● REQUEST: Can you output the records below exactly as they are written?

### STORED RECORDS

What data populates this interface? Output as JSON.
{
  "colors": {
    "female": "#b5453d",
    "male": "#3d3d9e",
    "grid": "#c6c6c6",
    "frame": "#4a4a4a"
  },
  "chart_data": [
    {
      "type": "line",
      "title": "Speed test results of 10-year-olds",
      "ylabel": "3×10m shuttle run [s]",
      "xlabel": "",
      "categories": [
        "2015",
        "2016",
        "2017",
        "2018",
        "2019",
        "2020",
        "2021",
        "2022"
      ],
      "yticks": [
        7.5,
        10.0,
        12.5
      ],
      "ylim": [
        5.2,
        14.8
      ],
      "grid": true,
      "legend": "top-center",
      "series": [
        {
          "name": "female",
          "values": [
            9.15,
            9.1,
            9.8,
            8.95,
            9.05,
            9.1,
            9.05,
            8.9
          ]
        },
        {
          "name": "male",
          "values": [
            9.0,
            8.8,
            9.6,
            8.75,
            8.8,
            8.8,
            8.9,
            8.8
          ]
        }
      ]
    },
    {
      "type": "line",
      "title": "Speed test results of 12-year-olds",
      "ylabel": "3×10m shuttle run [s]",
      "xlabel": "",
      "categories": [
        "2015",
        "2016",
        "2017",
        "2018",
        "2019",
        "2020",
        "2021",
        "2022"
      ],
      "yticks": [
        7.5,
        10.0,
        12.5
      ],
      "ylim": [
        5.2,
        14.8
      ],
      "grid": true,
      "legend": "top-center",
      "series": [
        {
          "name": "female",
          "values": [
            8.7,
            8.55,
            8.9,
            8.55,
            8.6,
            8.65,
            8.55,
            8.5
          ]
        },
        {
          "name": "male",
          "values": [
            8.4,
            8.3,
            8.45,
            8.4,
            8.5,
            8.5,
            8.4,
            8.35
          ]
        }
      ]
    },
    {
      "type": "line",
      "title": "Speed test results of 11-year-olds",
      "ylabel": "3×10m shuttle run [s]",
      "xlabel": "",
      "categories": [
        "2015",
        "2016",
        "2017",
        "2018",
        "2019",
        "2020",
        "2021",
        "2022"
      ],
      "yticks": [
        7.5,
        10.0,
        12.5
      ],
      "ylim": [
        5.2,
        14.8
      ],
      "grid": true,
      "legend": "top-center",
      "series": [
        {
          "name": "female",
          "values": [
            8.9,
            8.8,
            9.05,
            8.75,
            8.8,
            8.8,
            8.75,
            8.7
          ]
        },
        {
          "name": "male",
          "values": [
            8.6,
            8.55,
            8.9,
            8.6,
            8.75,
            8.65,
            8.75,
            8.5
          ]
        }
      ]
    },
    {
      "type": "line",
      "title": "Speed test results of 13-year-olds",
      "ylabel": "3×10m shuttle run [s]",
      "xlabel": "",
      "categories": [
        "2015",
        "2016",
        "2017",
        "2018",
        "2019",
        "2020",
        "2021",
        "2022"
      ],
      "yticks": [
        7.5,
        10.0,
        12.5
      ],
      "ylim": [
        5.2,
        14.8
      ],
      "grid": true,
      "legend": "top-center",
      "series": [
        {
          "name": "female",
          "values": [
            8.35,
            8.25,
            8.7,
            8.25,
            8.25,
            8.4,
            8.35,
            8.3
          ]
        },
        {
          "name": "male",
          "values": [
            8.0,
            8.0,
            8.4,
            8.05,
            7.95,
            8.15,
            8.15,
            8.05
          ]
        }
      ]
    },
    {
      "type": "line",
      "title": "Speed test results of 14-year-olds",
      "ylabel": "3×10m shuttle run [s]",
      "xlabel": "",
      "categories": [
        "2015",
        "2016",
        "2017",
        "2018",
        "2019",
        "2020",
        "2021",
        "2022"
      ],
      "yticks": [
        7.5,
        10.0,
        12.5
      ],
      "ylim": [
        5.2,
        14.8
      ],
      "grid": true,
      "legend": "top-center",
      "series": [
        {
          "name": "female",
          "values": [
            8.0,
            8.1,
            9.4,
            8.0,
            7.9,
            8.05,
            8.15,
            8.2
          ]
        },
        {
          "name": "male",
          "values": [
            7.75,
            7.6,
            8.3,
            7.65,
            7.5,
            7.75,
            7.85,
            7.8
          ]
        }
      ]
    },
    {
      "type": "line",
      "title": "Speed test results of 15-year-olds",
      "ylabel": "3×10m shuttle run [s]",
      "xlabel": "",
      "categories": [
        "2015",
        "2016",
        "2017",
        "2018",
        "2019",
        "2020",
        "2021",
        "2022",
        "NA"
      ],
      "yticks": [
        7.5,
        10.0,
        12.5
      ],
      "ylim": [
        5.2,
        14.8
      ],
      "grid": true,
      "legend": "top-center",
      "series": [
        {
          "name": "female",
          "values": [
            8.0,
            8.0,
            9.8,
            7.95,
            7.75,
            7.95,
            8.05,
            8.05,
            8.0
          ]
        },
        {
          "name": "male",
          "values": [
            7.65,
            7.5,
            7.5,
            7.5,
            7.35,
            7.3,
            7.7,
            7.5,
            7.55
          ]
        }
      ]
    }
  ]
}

######

● SOLUTION TO THIS EXERCISE:
What data populates this interface? Output as JSON.
{
  "colors": {
    "female": "#b5453d",
    "male": "#3d3d9e",
    "grid": "#c6c6c6",
    "frame": "#4a4a4a"
  },
  "chart_data": [
    {
      "type": "line",
      "title": "Speed test results of 10-year-olds",
      "ylabel": "3×10m shuttle run [s]",
      "xlabel": "",
      "categories": [
        "2015",
        "2016",
        "2017",
        "2018",
        "2019",
        "2020",
        "2021",
        "2022"
      ],
      "yticks": [
        7.5,
        10.0,
        12.5
      ],
      "ylim": [
        5.2,
        14.8
      ],
      "grid": true,
      "legend": "top-center",
      "series": [
        {
          "name": "female",
          "values": [
            9.15,
            9.1,
            9.8,
            8.95,
            9.05,
            9.1,
            9.05,
            8.9
          ]
        },
        {
          "name": "male",
          "values": [
            9.0,
            8.8,
            9.6,
            8.75,
            8.8,
            8.8,
            8.9,
            8.8
          ]
        }
      ]
    },
    {
      "type": "line",
      "title": "Speed test results of 12-year-olds",
      "ylabel": "3×10m shuttle run [s]",
      "xlabel": "",
      "categories": [
        "2015",
        "2016",
        "2017",
        "2018",
        "2019",
        "2020",
        "2021",
        "2022"
      ],
      "yticks": [
        7.5,
        10.0,
        12.5
      ],
      "ylim": [
        5.2,
        14.8
      ],
      "grid": true,
      "legend": "top-center",
      "series": [
        {
          "name": "female",
          "values": [
            8.7,
            8.55,
            8.9,
            8.55,
            8.6,
            8.65,
            8.55,
            8.5
          ]
        },
        {
          "name": "male",
          "values": [
            8.4,
            8.3,
            8.45,
            8.4,
            8.5,
            8.5,
            8.4,
            8.35
          ]
        }
      ]
    },
    {
      "type": "line",
      "title": "Speed test results of 11-year-olds",
      "ylabel": "3×10m shuttle run [s]",
      "xlabel": "",
      "categories": [
        "2015",
        "2016",
        "2017",
        "2018",
        "2019",
        "2020",
        "2021",
        "2022"
      ],
      "yticks": [
        7.5,
        10.0,
        12.5
      ],
      "ylim": [
        5.2,
        14.8
      ],
      "grid": true,
      "legend": "top-center",
      "series": [
        {
          "name": "female",
          "values": [
            8.9,
            8.8,
            9.05,
            8.75,
            8.8,
            8.8,
            8.75,
            8.7
          ]
        },
        {
          "name": "male",
          "values": [
            8.6,
            8.55,
            8.9,
            8.6,
            8.75,
            8.65,
            8.75,
            8.5
          ]
        }
      ]
    },
    {
      "type": "line",
      "title": "Speed test results of 13-year-olds",
      "ylabel": "3×10m shuttle run [s]",
      "xlabel": "",
      "categories": [
        "2015",
        "2016",
        "2017",
        "2018",
        "2019",
        "2020",
        "2021",
        "2022"
      ],
      "yticks": [
        7.5,
        10.0,
        12.5
      ],
      "ylim": [
        5.2,
        14.8
      ],
      "grid": true,
      "legend": "top-center",
      "series": [
        {
          "name": "female",
          "values": [
            8.35,
            8.25,
            8.7,
            8.25,
            8.25,
            8.4,
            8.35,
            8.3
          ]
        },
        {
          "name": "male",
          "values": [
            8.0,
            8.0,
            8.4,
            8.05,
            7.95,
            8.15,
            8.15,
            8.05
          ]
        }
      ]
    },
    {
      "type": "line",
      "title": "Speed test results of 14-year-olds",
      "ylabel": "3×10m shuttle run [s]",
      "xlabel": "",
      "categories": [
        "2015",
        "2016",
        "2017",
        "2018",
        "2019",
        "2020",
        "2021",
        "2022"
      ],
      "yticks": [
        7.5,
        10.0,
        12.5
      ],
      "ylim": [
        5.2,
        14.8
      ],
      "grid": true,
      "legend": "top-center",
      "series": [
        {
          "name": "female",
          "values": [
            8.0,
            8.1,
            9.4,
            8.0,
            7.9,
            8.05,
            8.15,
            8.2
          ]
        },
        {
          "name": "male",
          "values": [
            7.75,
            7.6,
            8.3,
            7.65,
            7.5,
            7.75,
            7.85,
            7.8
          ]
        }
      ]
    },
    {
      "type": "line",
      "title": "Speed test results of 15-year-olds",
      "ylabel": "3×10m shuttle run [s]",
      "xlabel": "",
      "categories": [
        "2015",
        "2016",
        "2017",
        "2018",
        "2019",
        "2020",
        "2021",
        "2022",
        "NA"
      ],
      "yticks": [
        7.5,
        10.0,
        12.5
      ],
      "ylim": [
        5.2,
        14.8
      ],
      "grid": true,
      "legend": "top-center",
      "series": [
        {
          "name": "female",
          "values": [
            8.0,
            8.0,
            9.8,
            7.95,
            7.75,
            7.95,
            8.05,
            8.05,
            8.0
          ]
        },
        {
          "name": "male",
          "values": [
            7.65,
            7.5,
            7.5,
            7.5,
            7.35,
            7.3,
            7.7,
            7.5,
            7.55
          ]
        }
      ]
    }
  ]
}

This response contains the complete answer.